# Task inputs
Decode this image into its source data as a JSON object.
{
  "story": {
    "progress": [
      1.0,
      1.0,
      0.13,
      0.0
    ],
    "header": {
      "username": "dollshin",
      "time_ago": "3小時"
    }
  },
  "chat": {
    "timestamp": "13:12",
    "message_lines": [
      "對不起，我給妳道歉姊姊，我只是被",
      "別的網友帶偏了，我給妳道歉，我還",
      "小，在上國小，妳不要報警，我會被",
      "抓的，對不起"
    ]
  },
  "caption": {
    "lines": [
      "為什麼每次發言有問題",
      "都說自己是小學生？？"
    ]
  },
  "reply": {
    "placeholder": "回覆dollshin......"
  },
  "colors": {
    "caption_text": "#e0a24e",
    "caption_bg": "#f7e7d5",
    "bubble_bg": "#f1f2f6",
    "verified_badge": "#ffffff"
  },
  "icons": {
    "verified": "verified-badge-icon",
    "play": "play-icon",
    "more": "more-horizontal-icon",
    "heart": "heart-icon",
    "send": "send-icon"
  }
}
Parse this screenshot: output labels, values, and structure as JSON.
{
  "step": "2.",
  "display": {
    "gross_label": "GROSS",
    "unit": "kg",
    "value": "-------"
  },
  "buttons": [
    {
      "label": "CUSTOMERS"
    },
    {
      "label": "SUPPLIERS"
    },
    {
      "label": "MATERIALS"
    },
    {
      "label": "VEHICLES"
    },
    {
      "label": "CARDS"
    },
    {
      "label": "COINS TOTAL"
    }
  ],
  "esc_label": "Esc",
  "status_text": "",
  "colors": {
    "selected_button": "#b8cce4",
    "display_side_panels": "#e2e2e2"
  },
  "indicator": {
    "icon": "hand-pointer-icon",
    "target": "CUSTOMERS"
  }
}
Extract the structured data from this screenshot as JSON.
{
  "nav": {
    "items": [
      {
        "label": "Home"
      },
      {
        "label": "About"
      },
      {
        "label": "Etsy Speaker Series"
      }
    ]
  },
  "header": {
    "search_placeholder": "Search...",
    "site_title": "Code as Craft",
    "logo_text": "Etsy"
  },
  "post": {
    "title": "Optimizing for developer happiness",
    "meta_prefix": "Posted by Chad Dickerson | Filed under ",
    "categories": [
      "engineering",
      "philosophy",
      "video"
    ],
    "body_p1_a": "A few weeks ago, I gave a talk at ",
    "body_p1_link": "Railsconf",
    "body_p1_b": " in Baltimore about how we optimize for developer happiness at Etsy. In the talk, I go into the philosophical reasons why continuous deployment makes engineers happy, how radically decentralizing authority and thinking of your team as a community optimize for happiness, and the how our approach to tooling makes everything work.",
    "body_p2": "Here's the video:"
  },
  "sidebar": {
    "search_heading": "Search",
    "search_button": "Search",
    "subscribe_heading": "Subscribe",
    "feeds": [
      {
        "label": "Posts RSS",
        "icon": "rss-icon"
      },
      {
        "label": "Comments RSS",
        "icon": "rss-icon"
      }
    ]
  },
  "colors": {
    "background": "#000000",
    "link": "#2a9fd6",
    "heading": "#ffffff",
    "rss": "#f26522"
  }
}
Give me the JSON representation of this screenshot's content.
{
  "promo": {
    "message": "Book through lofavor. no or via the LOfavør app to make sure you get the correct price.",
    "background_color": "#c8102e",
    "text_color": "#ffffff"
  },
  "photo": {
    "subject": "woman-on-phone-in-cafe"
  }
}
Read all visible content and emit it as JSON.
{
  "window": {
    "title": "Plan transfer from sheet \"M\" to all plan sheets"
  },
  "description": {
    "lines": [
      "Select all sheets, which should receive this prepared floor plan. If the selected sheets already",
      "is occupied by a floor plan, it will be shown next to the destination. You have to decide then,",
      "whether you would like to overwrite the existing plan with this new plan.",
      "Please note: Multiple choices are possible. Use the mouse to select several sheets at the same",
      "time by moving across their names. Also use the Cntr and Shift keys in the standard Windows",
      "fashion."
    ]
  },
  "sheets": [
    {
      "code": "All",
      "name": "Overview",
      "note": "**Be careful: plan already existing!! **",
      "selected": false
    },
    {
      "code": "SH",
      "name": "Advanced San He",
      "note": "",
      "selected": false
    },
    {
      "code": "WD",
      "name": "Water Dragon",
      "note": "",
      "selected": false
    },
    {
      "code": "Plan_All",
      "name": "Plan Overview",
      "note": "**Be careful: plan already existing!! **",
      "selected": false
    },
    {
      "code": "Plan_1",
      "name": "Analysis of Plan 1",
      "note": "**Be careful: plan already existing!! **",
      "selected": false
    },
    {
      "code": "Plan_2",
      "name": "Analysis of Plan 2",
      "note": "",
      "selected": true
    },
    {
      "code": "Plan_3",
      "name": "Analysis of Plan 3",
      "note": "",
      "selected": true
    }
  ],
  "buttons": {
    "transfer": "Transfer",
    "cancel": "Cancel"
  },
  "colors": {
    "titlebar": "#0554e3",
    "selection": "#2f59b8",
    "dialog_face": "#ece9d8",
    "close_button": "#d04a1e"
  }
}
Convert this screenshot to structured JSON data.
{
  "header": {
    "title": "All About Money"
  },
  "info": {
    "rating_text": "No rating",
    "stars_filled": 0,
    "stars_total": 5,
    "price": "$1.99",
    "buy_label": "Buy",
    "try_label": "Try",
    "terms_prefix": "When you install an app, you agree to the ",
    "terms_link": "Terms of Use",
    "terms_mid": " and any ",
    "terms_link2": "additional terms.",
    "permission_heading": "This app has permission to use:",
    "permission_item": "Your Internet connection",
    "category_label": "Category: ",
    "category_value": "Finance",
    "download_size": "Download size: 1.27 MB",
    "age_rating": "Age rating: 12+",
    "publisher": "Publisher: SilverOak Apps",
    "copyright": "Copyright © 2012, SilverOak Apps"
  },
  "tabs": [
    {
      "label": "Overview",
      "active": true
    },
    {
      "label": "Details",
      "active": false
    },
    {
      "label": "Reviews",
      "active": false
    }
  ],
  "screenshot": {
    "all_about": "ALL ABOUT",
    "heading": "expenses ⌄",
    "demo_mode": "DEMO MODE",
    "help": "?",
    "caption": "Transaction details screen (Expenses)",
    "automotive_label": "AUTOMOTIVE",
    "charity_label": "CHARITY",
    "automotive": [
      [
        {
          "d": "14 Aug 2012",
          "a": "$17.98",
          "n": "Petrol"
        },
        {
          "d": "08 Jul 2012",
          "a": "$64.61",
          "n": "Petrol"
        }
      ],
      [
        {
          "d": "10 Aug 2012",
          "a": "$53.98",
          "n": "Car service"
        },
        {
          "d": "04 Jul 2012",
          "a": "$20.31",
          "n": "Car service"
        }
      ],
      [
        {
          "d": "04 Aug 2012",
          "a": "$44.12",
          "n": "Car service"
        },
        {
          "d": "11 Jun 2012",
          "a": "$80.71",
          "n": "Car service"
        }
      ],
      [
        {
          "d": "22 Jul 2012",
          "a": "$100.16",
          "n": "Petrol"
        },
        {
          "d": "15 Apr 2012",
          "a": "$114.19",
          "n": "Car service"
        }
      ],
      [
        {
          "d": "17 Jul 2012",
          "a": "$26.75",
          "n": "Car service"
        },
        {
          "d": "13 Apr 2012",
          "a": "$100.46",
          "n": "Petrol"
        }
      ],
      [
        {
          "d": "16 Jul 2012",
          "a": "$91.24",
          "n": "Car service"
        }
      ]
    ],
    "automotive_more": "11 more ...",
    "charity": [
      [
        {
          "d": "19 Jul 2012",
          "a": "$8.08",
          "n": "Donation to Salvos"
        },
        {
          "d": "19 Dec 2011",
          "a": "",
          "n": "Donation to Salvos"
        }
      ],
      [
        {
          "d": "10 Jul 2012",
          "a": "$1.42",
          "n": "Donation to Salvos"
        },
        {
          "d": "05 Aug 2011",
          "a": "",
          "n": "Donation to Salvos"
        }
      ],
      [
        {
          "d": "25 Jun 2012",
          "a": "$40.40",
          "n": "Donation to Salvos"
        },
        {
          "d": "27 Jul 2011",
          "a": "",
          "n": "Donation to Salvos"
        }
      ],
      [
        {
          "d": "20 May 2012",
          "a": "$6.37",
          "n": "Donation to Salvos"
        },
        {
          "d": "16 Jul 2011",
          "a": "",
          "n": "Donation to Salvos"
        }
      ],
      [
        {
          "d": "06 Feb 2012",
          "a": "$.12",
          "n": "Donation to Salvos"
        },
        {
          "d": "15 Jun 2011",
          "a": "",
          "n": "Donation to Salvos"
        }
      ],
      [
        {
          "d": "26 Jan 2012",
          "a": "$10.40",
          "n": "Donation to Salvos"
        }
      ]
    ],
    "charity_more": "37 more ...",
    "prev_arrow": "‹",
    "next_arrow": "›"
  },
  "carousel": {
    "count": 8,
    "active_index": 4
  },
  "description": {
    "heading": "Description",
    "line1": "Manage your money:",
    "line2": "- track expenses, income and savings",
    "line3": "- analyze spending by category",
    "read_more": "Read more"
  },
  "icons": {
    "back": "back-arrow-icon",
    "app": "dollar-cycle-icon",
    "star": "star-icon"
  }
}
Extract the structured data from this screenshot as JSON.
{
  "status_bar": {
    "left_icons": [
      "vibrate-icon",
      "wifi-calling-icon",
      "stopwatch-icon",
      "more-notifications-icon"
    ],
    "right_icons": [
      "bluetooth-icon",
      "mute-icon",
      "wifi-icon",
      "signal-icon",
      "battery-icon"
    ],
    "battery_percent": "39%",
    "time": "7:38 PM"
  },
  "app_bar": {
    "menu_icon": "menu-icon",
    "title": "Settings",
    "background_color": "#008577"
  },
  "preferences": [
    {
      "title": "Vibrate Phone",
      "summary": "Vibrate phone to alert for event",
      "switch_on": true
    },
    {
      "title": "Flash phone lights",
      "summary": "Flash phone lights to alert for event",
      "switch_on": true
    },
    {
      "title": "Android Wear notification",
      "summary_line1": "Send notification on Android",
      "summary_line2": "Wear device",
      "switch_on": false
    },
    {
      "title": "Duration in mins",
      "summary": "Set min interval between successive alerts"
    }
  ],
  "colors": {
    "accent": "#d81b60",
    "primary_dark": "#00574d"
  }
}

# Short problem
Look through the entries and return every line where "Apps" appears.

# Solution below
    "publisher": "Publisher: SilverOak Apps",
    "copyright": "Copyright © 2012, SilverOak Apps"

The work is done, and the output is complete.